* start DATASET EXCERPTS *
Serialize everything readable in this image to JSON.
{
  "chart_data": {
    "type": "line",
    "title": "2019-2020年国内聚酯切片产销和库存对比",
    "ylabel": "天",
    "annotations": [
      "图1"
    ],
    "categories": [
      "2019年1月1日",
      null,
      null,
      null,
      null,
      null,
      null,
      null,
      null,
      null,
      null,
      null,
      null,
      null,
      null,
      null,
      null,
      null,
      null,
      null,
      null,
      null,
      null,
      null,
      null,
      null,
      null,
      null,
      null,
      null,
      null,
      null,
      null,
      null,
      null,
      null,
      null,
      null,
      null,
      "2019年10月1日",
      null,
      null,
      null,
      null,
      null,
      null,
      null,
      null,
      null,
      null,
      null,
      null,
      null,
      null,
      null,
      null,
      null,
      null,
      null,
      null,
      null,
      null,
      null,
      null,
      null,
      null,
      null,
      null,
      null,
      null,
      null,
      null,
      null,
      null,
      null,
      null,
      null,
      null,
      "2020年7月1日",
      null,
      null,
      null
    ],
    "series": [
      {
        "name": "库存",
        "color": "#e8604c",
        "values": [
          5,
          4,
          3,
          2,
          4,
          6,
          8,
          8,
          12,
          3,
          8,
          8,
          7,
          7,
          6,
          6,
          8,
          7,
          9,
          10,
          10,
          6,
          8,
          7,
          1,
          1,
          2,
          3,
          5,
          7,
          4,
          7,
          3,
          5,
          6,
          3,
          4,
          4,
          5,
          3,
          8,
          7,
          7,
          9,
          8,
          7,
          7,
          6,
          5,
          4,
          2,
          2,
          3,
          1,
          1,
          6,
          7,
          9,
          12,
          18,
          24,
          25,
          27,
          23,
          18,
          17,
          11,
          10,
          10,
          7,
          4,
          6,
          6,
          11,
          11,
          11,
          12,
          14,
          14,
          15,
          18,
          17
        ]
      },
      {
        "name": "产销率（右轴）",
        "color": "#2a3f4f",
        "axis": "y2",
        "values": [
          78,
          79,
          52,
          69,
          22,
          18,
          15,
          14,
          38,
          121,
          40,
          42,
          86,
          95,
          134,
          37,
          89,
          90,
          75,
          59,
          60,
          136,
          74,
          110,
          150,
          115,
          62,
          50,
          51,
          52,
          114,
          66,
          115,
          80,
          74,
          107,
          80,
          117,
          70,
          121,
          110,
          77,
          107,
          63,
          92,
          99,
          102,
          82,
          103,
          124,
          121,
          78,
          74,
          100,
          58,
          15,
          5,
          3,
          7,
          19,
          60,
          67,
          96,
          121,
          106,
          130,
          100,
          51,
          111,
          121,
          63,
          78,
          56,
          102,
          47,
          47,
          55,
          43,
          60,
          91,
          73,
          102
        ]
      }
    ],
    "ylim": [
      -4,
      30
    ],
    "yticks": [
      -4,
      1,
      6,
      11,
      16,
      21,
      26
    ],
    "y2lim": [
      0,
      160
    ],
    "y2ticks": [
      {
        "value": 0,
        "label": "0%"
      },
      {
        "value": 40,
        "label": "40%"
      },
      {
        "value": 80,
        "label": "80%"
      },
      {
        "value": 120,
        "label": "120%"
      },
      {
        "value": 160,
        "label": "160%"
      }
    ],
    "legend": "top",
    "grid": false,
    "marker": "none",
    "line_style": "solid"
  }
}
* end DATASET EXCERPTS *
WHAT YOU WILL DO: Your task is to transcribe the listing above in full, exactly as given.

EXERCISE RESPONSE:
Serialize everything readable in this image to JSON.
{
  "chart_data": {
    "type": "line",
    "title": "2019-2020年国内聚酯切片产销和库存对比",
    "ylabel": "天",
    "annotations": [
      "图1"
    ],
    "categories": [
      "2019年1月1日",
      null,
      null,
      null,
      null,
      null,
      null,
      null,
      null,
      null,
      null,
      null,
      null,
      null,
      null,
      null,
      null,
      null,
      null,
      null,
      null,
      null,
      null,
      null,
      null,
      null,
      null,
      null,
      null,
      null,
      null,
      null,
      null,
      null,
      null,
      null,
      null,
      null,
      null,
      "2019年10月1日",
      null,
      null,
      null,
      null,
      null,
      null,
      null,
      null,
      null,
      null,
      null,
      null,
      null,
      null,
      null,
      null,
      null,
      null,
      null,
      null,
      null,
      null,
      null,
      null,
      null,
      null,
      null,
      null,
      null,
      null,
      null,
      null,
      null,
      null,
      null,
      null,
      null,
      null,
      "2020年7月1日",
      null,
      null,
      null
    ],
    "series": [
      {
        "name": "库存",
        "color": "#e8604c",
        "values": [
          5,
          4,
          3,
          2,
          4,
          6,
          8,
          8,
          12,
          3,
          8,
          8,
          7,
          7,
          6,
          6,
          8,
          7,
          9,
          10,
          10,
          6,
          8,
          7,
          1,
          1,
          2,
          3,
          5,
          7,
          4,
          7,
          3,
          5,
          6,
          3,
          4,
          4,
          5,
          3,
          8,
          7,
          7,
          9,
          8,
          7,
          7,
          6,
          5,
          4,
          2,
          2,
          3,
          1,
          1,
          6,
          7,
          9,
          12,
          18,
          24,
          25,
          27,
          23,
          18,
          17,
          11,
          10,
          10,
          7,
          4,
          6,
          6,
          11,
          11,
          11,
          12,
          14,
          14,
          15,
          18,
          17
        ]
      },
      {
        "name": "产销率（右轴）",
        "color": "#2a3f4f",
        "axis": "y2",
        "values": [
          78,
          79,
          52,
          69,
          22,
          18,
          15,
          14,
          38,
          121,
          40,
          42,
          86,
          95,
          134,
          37,
          89,
          90,
          75,
          59,
          60,
          136,
          74,
          110,
          150,
          115,
          62,
          50,
          51,
          52,
          114,
          66,
          115,
          80,
          74,
          107,
          80,
          117,
          70,
          121,
          110,
          77,
          107,
          63,
          92,
          99,
          102,
          82,
          103,
          124,
          121,
          78,
          74,
          100,
          58,
          15,
          5,
          3,
          7,
          19,
          60,
          67,
          96,
          121,
          106,
          130,
          100,
          51,
          111,
          121,
          63,
          78,
          56,
          102,
          47,
          47,
          55,
          43,
          60,
          91,
          73,
          102
        ]
      }
    ],
    "ylim": [
      -4,
      30
    ],
    "yticks": [
      -4,
      1,
      6,
      11,
      16,
      21,
      26
    ],
    "y2lim": [
      0,
      160
    ],
    "y2ticks": [
      {
        "value": 0,
        "label": "0%"
      },
      {
        "value": 40,
        "label": "40%"
      },
      {
        "value": 80,
        "label": "80%"
      },
      {
        "value": 120,
        "label": "120%"
      },
      {
        "value": 160,
        "label": "160%"
      }
    ],
    "legend": "top",
    "grid": false,
    "marker": "none",
    "line_style": "solid"
  }
}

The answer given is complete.